# Work instructions:
In the listing below, count each line containing "selected" and answer with the count only.

(Dataset records)
══════════════════════════════

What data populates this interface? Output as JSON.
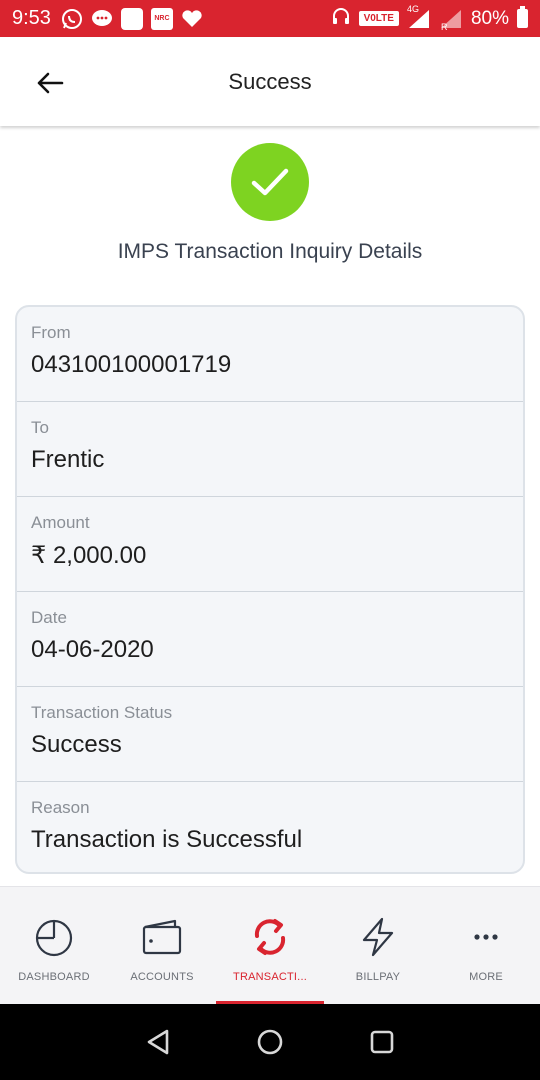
{
  "status_bar": {
    "time": "9:53",
    "volte": "V0LTE",
    "network": "4G",
    "roaming": "R",
    "battery": "80%",
    "nrc_badge": "NRC",
    "icons": [
      "whatsapp-icon",
      "message-icon",
      "square-notification-icon",
      "nrc-icon",
      "heart-icon",
      "headphones-icon",
      "signal-icon",
      "battery-icon"
    ]
  },
  "header": {
    "title": "Success"
  },
  "result": {
    "title": "IMPS Transaction Inquiry Details"
  },
  "details": [
    {
      "label": "From",
      "value": "043100100001719"
    },
    {
      "label": "To",
      "value": "Frentic"
    },
    {
      "label": "Amount",
      "value": "₹ 2,000.00"
    },
    {
      "label": "Date",
      "value": "04-06-2020"
    },
    {
      "label": "Transaction Status",
      "value": "Success"
    },
    {
      "label": "Reason",
      "value": "Transaction is Successful"
    }
  ],
  "bottom_nav": [
    {
      "label": "DASHBOARD",
      "icon": "pie-chart-icon",
      "active": false
    },
    {
      "label": "ACCOUNTS",
      "icon": "wallet-icon",
      "active": false
    },
    {
      "label": "TRANSACTI...",
      "icon": "transfer-arrows-icon",
      "active": true
    },
    {
      "label": "BILLPAY",
      "icon": "lightning-icon",
      "active": false
    },
    {
      "label": "MORE",
      "icon": "more-dots-icon",
      "active": false
    }
  ],
  "colors": {
    "brand_red": "#d9242f",
    "success_green": "#7ed321",
    "card_bg": "#f4f6f9"
  }
}
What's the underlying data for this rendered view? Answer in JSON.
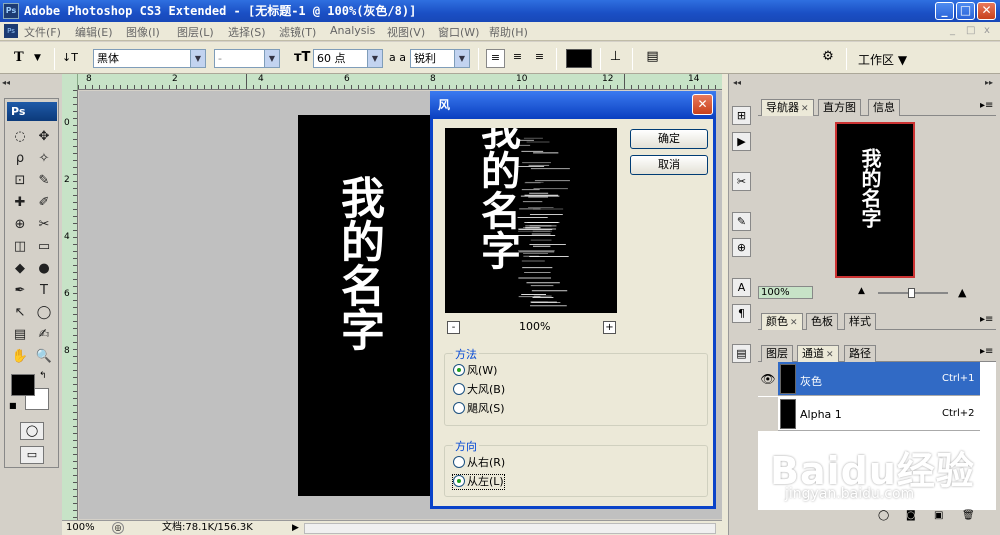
{
  "app": {
    "title": "Adobe Photoshop CS3 Extended - [无标题-1 @ 100%(灰色/8)]",
    "logo": "Ps",
    "window_buttons": [
      "_",
      "□",
      "✕"
    ]
  },
  "menu": {
    "items": [
      "文件(F)",
      "编辑(E)",
      "图像(I)",
      "图层(L)",
      "选择(S)",
      "滤镜(T)",
      "Analysis",
      "视图(V)",
      "窗口(W)",
      "帮助(H)"
    ],
    "doc_controls": [
      "_",
      "□",
      "x"
    ]
  },
  "options": {
    "tool_glyph": "T",
    "font_family": "黑体",
    "font_style": "-",
    "font_size": "60 点",
    "aa_label": "a a",
    "antialias": "锐利",
    "color_swatch": "#000000",
    "workspace_label": "工作区 ▼"
  },
  "toolbox": {
    "logo": "Ps",
    "tools": [
      "◌",
      "✥",
      "ρ",
      "✧",
      "⊡",
      "✎",
      "✚",
      "✐",
      "⊕",
      "✂",
      "◫",
      "▭",
      "◆",
      "●",
      "✒",
      "T",
      "↖",
      "◯",
      "▤",
      "✍",
      "✋",
      "🔍"
    ],
    "fg_color": "#000000",
    "bg_color": "#ffffff"
  },
  "rulers": {
    "top": [
      "8",
      "2",
      "4",
      "6",
      "8",
      "10",
      "12",
      "14"
    ],
    "left": [
      "0",
      "2",
      "4",
      "6",
      "8"
    ]
  },
  "document": {
    "text": "我的名字",
    "background": "#000000"
  },
  "status": {
    "zoom": "100%",
    "doc_size": "文档:78.1K/156.3K",
    "arrow": "▶"
  },
  "dialog": {
    "title": "风",
    "ok": "确定",
    "cancel": "取消",
    "zoom": "100%",
    "zoom_minus": "-",
    "zoom_plus": "+",
    "method": {
      "title": "方法",
      "options": [
        "风(W)",
        "大风(B)",
        "飓风(S)"
      ],
      "selected": 0
    },
    "direction": {
      "title": "方向",
      "options": [
        "从右(R)",
        "从左(L)"
      ],
      "selected": 1
    }
  },
  "navigator": {
    "tabs": [
      "导航器",
      "直方图",
      "信息"
    ],
    "preview_text": "我的名字",
    "zoom": "100%"
  },
  "color_panel": {
    "tabs": [
      "颜色",
      "色板",
      "样式"
    ]
  },
  "layers_panel": {
    "tabs": [
      "图层",
      "通道",
      "路径"
    ],
    "channels": [
      {
        "name": "灰色",
        "shortcut": "Ctrl+1",
        "visible": true,
        "selected": true
      },
      {
        "name": "Alpha 1",
        "shortcut": "Ctrl+2",
        "visible": false,
        "selected": false
      }
    ]
  },
  "watermark": {
    "brand": "Baidu经验",
    "url": "jingyan.baidu.com"
  }
}
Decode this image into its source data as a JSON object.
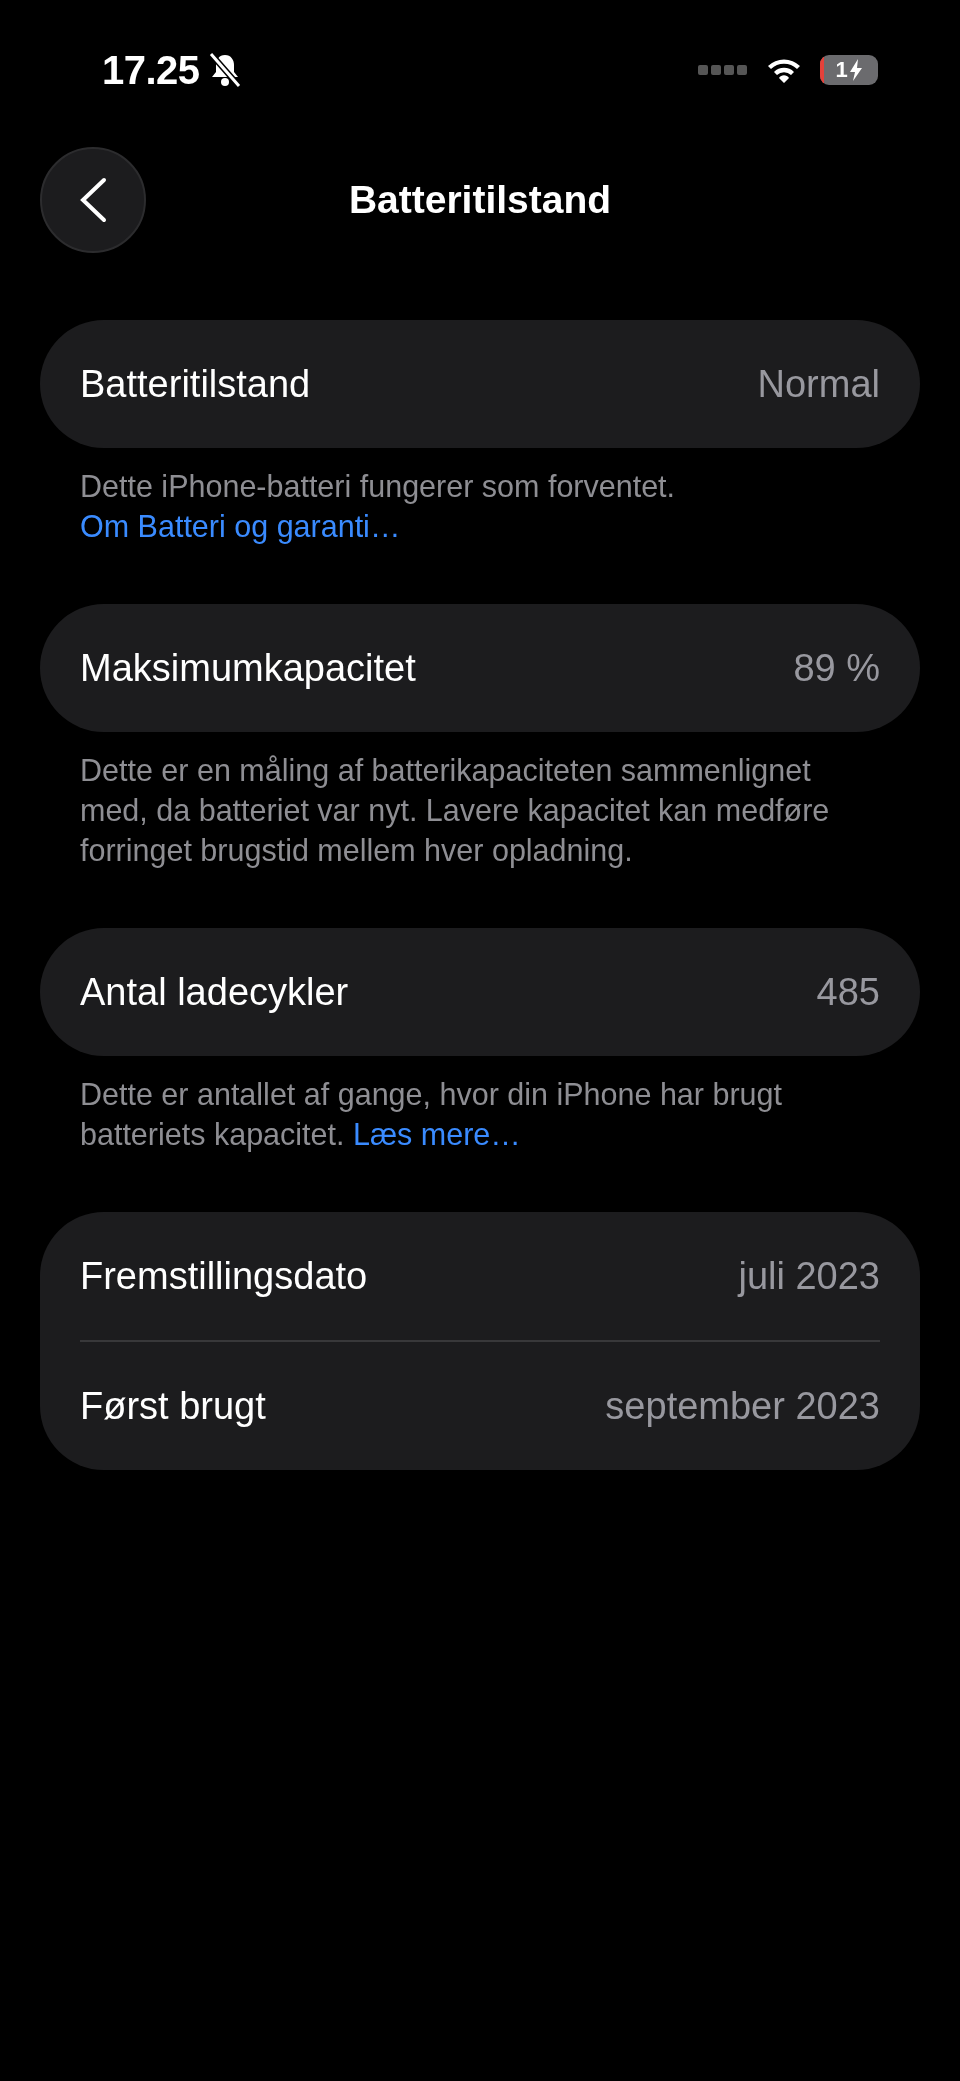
{
  "status_bar": {
    "time": "17.25",
    "silent": true,
    "battery_text": "1",
    "charging": true
  },
  "nav": {
    "title": "Batteritilstand"
  },
  "groups": [
    {
      "rows": [
        {
          "label": "Batteritilstand",
          "value": "Normal"
        }
      ],
      "footnote": {
        "text": "Dette iPhone-batteri fungerer som forventet.",
        "link": "Om Batteri og garanti…"
      }
    },
    {
      "rows": [
        {
          "label": "Maksimumkapacitet",
          "value": "89 %"
        }
      ],
      "footnote": {
        "text": "Dette er en måling af batterikapaciteten sammenlignet med, da batteriet var nyt. Lavere kapacitet kan medføre forringet brugstid mellem hver opladning."
      }
    },
    {
      "rows": [
        {
          "label": "Antal ladecykler",
          "value": "485"
        }
      ],
      "footnote": {
        "text": "Dette er antallet af gange, hvor din iPhone har brugt batteriets kapacitet.",
        "link": "Læs mere…"
      }
    },
    {
      "rows": [
        {
          "label": "Fremstillingsdato",
          "value": "juli 2023"
        },
        {
          "label": "Først brugt",
          "value": "september 2023"
        }
      ]
    }
  ]
}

══════════════════════════════

# Exercise output:
4